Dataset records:

┄┄┄┄┄┄┄┄┄┄┄┄┄┄┄┄┄┄┄┄

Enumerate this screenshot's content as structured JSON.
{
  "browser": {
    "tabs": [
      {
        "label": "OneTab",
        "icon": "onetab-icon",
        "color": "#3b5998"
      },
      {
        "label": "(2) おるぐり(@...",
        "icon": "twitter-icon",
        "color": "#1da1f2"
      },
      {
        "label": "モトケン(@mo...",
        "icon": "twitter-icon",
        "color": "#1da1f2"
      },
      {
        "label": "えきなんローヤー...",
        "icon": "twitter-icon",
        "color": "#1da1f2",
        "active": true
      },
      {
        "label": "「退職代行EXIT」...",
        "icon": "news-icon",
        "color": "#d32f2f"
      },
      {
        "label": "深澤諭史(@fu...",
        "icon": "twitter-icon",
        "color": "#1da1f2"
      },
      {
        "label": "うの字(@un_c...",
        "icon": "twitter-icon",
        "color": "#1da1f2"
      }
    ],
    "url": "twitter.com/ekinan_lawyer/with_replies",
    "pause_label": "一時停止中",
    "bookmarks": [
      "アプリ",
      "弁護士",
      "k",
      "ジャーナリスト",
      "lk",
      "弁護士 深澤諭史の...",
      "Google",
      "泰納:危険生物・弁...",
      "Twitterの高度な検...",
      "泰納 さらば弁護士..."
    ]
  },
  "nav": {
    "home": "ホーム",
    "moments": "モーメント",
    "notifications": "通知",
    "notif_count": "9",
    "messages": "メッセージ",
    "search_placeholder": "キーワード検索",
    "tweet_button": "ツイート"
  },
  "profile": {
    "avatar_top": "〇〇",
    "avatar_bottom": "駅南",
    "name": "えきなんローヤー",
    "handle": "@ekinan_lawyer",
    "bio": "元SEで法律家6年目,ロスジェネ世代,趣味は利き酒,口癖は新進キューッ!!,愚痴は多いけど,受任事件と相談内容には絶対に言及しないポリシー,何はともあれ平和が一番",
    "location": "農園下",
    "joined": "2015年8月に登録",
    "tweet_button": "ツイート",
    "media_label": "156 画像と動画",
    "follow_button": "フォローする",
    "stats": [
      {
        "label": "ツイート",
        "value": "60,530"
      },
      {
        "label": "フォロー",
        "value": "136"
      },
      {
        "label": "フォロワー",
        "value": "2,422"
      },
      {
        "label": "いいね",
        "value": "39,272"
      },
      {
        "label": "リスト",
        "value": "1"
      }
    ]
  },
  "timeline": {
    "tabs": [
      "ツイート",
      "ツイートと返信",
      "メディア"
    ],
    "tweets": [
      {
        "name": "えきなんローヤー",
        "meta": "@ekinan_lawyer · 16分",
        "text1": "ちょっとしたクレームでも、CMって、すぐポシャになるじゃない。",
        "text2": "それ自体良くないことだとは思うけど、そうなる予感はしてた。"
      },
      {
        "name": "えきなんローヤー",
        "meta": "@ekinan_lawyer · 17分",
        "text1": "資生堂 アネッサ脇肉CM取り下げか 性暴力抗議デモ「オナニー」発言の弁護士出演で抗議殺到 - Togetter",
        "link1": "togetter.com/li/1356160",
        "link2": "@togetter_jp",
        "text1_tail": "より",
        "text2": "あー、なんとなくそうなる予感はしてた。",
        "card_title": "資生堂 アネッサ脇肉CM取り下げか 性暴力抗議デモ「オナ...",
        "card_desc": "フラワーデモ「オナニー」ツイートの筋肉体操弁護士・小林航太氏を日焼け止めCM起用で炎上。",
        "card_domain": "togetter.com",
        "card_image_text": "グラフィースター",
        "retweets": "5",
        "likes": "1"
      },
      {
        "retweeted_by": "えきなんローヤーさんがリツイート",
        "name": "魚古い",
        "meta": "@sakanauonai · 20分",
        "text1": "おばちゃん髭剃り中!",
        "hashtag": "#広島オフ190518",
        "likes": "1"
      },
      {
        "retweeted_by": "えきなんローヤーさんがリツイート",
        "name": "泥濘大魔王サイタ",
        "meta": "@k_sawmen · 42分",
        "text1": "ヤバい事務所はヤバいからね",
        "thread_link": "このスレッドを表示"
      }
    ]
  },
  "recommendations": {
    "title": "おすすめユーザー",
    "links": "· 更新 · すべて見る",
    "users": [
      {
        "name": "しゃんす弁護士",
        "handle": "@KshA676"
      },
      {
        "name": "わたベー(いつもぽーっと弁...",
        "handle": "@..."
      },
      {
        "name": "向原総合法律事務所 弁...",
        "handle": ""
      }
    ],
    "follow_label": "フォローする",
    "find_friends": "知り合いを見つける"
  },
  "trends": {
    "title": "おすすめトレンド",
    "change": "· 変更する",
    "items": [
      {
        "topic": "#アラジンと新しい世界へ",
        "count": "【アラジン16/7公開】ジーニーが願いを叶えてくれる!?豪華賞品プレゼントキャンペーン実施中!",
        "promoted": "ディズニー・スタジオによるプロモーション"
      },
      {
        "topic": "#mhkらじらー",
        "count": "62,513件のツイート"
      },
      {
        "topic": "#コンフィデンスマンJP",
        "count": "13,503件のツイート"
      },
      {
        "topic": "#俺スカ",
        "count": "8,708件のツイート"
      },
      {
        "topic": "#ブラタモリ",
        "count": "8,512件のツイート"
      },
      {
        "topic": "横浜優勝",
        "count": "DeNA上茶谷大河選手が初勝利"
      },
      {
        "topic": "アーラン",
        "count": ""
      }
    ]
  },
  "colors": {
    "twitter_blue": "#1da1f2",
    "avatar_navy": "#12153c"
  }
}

┄┄┄┄┄┄┄┄┄┄┄┄┄┄┄┄┄┄┄┄

TASK
Could you quote the material above in full, exactly as it stands?

RIGHT ANSWER
Enumerate this screenshot's content as structured JSON.
{
  "browser": {
    "tabs": [
      {
        "label": "OneTab",
        "icon": "onetab-icon",
        "color": "#3b5998"
      },
      {
        "label": "(2) おるぐり(@...",
        "icon": "twitter-icon",
        "color": "#1da1f2"
      },
      {
        "label": "モトケン(@mo...",
        "icon": "twitter-icon",
        "color": "#1da1f2"
      },
      {
        "label": "えきなんローヤー...",
        "icon": "twitter-icon",
        "color": "#1da1f2",
        "active": true
      },
      {
        "label": "「退職代行EXIT」...",
        "icon": "news-icon",
        "color": "#d32f2f"
      },
      {
        "label": "深澤諭史(@fu...",
        "icon": "twitter-icon",
        "color": "#1da1f2"
      },
      {
        "label": "うの字(@un_c...",
        "icon": "twitter-icon",
        "color": "#1da1f2"
      }
    ],
    "url": "twitter.com/ekinan_lawyer/with_replies",
    "pause_label": "一時停止中",
    "bookmarks": [
      "アプリ",
      "弁護士",
      "k",
      "ジャーナリスト",
      "lk",
      "弁護士 深澤諭史の...",
      "Google",
      "泰納:危険生物・弁...",
      "Twitterの高度な検...",
      "泰納 さらば弁護士..."
    ]
  },
  "nav": {
    "home": "ホーム",
    "moments": "モーメント",
    "notifications": "通知",
    "notif_count": "9",
    "messages": "メッセージ",
    "search_placeholder": "キーワード検索",
    "tweet_button": "ツイート"
  },
  "profile": {
    "avatar_top": "〇〇",
    "avatar_bottom": "駅南",
    "name": "えきなんローヤー",
    "handle": "@ekinan_lawyer",
    "bio": "元SEで法律家6年目,ロスジェネ世代,趣味は利き酒,口癖は新進キューッ!!,愚痴は多いけど,受任事件と相談内容には絶対に言及しないポリシー,何はともあれ平和が一番",
    "location": "農園下",
    "joined": "2015年8月に登録",
    "tweet_button": "ツイート",
    "media_label": "156 画像と動画",
    "follow_button": "フォローする",
    "stats": [
      {
        "label": "ツイート",
        "value": "60,530"
      },
      {
        "label": "フォロー",
        "value": "136"
      },
      {
        "label": "フォロワー",
        "value": "2,422"
      },
      {
        "label": "いいね",
        "value": "39,272"
      },
      {
        "label": "リスト",
        "value": "1"
      }
    ]
  },
  "timeline": {
    "tabs": [
      "ツイート",
      "ツイートと返信",
      "メディア"
    ],
    "tweets": [
      {
        "name": "えきなんローヤー",
        "meta": "@ekinan_lawyer · 16分",
        "text1": "ちょっとしたクレームでも、CMって、すぐポシャになるじゃない。",
        "text2": "それ自体良くないことだとは思うけど、そうなる予感はしてた。"
      },
      {
        "name": "えきなんローヤー",
        "meta": "@ekinan_lawyer · 17分",
        "text1": "資生堂 アネッサ脇肉CM取り下げか 性暴力抗議デモ「オナニー」発言の弁護士出演で抗議殺到 - Togetter",
        "link1": "togetter.com/li/1356160",
        "link2": "@togetter_jp",
        "text1_tail": "より",
        "text2": "あー、なんとなくそうなる予感はしてた。",
        "card_title": "資生堂 アネッサ脇肉CM取り下げか 性暴力抗議デモ「オナ...",
        "card_desc": "フラワーデモ「オナニー」ツイートの筋肉体操弁護士・小林航太氏を日焼け止めCM起用で炎上。",
        "card_domain": "togetter.com",
        "card_image_text": "グラフィースター",
        "retweets": "5",
        "likes": "1"
      },
      {
        "retweeted_by": "えきなんローヤーさんがリツイート",
        "name": "魚古い",
        "meta": "@sakanauonai · 20分",
        "text1": "おばちゃん髭剃り中!",
        "hashtag": "#広島オフ190518",
        "likes": "1"
      },
      {
        "retweeted_by": "えきなんローヤーさんがリツイート",
        "name": "泥濘大魔王サイタ",
        "meta": "@k_sawmen · 42分",
        "text1": "ヤバい事務所はヤバいからね",
        "thread_link": "このスレッドを表示"
      }
    ]
  },
  "recommendations": {
    "title": "おすすめユーザー",
    "links": "· 更新 · すべて見る",
    "users": [
      {
        "name": "しゃんす弁護士",
        "handle": "@KshA676"
      },
      {
        "name": "わたベー(いつもぽーっと弁...",
        "handle": "@..."
      },
      {
        "name": "向原総合法律事務所 弁...",
        "handle": ""
      }
    ],
    "follow_label": "フォローする",
    "find_friends": "知り合いを見つける"
  },
  "trends": {
    "title": "おすすめトレンド",
    "change": "· 変更する",
    "items": [
      {
        "topic": "#アラジンと新しい世界へ",
        "count": "【アラジン16/7公開】ジーニーが願いを叶えてくれる!?豪華賞品プレゼントキャンペーン実施中!",
        "promoted": "ディズニー・スタジオによるプロモーション"
      },
      {
        "topic": "#mhkらじらー",
        "count": "62,513件のツイート"
      },
      {
        "topic": "#コンフィデンスマンJP",
        "count": "13,503件のツイート"
      },
      {
        "topic": "#俺スカ",
        "count": "8,708件のツイート"
      },
      {
        "topic": "#ブラタモリ",
        "count": "8,512件のツイート"
      },
      {
        "topic": "横浜優勝",
        "count": "DeNA上茶谷大河選手が初勝利"
      },
      {
        "topic": "アーラン",
        "count": ""
      }
    ]
  },
  "colors": {
    "twitter_blue": "#1da1f2",
    "avatar_navy": "#12153c"
  }
}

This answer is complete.